(Dataset excerpt)
## Start

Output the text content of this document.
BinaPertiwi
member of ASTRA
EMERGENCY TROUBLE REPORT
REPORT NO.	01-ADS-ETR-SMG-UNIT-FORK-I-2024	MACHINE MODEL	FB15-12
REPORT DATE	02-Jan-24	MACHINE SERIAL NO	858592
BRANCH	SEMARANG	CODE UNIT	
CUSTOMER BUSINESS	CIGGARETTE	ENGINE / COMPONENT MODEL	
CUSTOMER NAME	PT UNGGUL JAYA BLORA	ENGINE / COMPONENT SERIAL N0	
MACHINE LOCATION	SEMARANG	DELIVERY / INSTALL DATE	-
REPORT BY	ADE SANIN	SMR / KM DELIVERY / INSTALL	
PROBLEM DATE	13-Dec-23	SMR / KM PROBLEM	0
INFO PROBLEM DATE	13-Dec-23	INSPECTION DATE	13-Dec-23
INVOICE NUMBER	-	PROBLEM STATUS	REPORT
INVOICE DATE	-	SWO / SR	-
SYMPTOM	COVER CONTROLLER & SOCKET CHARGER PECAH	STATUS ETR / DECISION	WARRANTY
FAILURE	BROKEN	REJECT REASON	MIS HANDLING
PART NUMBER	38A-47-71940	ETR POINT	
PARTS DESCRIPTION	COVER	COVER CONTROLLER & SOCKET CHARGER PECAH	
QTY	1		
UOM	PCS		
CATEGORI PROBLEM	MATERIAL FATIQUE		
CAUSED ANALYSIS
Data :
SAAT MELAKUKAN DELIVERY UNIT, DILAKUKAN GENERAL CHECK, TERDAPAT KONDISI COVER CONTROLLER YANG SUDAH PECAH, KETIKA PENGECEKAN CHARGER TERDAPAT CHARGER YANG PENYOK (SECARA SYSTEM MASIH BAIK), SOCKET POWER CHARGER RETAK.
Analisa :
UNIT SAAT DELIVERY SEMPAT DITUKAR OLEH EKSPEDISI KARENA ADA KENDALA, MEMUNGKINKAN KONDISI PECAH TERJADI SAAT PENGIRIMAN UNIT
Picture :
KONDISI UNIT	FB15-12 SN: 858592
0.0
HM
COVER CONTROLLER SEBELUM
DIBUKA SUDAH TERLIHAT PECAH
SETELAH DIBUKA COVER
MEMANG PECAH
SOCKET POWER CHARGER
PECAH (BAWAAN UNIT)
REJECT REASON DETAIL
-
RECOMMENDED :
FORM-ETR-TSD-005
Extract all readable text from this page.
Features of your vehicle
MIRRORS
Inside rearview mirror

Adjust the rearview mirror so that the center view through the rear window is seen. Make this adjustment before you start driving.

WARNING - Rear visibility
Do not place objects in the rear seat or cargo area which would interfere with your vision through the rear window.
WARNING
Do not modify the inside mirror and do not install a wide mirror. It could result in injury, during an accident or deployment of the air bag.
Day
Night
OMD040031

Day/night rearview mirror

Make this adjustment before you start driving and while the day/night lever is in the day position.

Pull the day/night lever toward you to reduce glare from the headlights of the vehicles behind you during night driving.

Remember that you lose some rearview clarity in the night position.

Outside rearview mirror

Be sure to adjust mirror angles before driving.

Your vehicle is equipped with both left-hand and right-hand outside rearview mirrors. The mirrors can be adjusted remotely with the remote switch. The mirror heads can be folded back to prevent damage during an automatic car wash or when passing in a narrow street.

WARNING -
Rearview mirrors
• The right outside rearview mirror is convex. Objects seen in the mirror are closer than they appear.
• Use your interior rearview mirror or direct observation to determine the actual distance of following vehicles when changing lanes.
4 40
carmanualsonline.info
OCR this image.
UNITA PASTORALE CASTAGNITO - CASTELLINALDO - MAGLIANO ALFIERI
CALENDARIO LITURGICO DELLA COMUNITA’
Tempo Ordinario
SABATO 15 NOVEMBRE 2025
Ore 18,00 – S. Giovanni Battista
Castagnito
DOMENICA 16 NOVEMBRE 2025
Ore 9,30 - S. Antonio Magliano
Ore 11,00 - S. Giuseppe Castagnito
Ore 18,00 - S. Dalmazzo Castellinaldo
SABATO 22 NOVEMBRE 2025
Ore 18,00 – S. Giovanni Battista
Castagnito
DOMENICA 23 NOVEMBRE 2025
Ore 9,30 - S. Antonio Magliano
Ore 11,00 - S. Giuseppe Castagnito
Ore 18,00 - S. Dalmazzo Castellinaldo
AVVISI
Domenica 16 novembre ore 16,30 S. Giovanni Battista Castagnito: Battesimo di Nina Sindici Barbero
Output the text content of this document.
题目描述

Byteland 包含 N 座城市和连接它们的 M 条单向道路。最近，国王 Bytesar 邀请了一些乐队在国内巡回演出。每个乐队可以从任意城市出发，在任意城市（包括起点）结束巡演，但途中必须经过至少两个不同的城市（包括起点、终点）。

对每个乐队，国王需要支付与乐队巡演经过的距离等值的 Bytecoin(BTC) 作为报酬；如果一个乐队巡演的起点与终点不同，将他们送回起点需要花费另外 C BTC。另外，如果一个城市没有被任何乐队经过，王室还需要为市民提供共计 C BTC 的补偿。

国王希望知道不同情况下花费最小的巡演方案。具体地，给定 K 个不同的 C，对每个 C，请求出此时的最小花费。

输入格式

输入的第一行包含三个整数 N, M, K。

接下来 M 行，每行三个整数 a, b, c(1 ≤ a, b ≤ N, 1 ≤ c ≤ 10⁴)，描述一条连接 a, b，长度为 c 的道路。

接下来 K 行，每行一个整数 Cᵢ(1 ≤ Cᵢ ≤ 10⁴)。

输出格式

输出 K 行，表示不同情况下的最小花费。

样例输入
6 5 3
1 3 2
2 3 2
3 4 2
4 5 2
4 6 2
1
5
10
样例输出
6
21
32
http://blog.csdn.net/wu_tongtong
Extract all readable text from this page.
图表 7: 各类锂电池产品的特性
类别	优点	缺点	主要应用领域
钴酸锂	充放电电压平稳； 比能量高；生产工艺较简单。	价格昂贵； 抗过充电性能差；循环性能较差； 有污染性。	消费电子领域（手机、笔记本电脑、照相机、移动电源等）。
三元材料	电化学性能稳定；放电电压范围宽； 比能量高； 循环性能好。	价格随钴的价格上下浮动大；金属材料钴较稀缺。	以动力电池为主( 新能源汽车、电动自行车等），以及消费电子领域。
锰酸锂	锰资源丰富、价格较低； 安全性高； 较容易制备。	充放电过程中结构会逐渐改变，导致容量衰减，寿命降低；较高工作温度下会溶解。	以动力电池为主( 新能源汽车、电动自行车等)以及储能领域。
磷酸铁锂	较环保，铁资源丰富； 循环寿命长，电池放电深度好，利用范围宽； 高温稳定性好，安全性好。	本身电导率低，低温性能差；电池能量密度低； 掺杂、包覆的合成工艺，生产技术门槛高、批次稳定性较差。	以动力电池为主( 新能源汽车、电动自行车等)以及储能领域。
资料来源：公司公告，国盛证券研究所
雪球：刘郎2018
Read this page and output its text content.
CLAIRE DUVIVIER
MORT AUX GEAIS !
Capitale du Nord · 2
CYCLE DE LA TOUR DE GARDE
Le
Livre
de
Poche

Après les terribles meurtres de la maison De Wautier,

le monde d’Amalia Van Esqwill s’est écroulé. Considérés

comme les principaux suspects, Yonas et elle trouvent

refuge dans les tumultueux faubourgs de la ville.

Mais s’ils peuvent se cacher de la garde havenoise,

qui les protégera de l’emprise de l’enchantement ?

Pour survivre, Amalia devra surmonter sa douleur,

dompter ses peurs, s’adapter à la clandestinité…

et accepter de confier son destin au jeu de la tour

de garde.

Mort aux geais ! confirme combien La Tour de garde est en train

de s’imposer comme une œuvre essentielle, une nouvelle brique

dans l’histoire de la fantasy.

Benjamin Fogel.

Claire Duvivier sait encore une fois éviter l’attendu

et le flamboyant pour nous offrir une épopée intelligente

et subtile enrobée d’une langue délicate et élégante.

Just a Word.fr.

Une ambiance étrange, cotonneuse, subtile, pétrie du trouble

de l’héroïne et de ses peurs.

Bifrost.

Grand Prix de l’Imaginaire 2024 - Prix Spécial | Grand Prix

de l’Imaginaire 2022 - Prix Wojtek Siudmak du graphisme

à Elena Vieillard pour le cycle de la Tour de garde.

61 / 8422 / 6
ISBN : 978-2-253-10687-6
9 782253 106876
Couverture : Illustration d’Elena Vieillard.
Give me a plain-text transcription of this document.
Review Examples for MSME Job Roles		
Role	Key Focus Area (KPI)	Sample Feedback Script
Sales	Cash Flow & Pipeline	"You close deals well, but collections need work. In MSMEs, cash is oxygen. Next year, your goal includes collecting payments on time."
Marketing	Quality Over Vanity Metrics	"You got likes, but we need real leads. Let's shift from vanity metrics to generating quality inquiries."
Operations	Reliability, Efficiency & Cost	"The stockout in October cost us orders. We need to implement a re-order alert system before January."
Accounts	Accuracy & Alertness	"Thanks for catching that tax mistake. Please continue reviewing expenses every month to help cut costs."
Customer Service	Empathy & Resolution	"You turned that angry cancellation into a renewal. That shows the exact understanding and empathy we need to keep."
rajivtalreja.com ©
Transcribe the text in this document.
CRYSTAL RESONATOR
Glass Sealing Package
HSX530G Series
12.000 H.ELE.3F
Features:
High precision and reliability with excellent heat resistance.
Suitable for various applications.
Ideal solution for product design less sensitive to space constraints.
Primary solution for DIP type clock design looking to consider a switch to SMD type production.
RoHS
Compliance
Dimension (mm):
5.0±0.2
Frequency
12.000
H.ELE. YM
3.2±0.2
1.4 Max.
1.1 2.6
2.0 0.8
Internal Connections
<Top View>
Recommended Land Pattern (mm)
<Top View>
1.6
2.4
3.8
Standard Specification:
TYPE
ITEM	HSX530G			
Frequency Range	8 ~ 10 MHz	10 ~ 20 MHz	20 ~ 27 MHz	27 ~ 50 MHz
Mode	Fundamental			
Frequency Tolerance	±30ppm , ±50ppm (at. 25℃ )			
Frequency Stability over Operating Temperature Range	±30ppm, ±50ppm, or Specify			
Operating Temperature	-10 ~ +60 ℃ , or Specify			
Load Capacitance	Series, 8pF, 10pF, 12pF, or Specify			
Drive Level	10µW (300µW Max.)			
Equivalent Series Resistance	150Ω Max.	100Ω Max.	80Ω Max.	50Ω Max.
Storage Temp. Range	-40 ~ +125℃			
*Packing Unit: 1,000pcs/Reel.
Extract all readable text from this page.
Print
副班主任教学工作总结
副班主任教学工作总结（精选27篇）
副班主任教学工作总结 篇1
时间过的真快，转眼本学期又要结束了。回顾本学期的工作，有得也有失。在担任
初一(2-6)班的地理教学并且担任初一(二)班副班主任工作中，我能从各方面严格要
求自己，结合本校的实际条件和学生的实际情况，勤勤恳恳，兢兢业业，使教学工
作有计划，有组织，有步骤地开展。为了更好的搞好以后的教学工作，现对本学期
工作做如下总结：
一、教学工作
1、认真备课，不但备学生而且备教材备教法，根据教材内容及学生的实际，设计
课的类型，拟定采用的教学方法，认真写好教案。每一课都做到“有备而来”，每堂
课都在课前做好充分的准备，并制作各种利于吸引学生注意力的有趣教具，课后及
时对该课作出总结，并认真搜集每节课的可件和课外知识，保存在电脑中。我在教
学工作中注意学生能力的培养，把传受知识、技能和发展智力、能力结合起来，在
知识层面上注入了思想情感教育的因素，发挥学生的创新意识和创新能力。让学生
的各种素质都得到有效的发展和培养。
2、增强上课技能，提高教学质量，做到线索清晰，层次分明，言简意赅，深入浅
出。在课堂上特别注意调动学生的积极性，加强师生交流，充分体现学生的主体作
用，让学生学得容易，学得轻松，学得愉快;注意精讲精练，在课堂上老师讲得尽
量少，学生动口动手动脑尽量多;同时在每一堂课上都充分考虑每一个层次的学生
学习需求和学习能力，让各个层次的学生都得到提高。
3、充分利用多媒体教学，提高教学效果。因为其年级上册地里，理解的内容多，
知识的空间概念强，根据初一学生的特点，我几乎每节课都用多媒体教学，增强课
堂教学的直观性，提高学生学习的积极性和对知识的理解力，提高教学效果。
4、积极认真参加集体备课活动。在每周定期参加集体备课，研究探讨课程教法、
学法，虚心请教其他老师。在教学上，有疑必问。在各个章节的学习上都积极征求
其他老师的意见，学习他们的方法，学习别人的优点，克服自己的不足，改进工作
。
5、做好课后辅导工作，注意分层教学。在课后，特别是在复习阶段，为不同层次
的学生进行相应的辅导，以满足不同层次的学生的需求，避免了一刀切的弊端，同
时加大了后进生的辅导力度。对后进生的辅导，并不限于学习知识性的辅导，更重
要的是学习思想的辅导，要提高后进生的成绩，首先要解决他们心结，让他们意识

## End

WRITTEN EXERCISE.
Filter out all lines lacking the word "DIBUKA" and copy the rest.

EXERCISE SOLUTION.
DIBUKA SUDAH TERLIHAT PECAH
SETELAH DIBUKA COVER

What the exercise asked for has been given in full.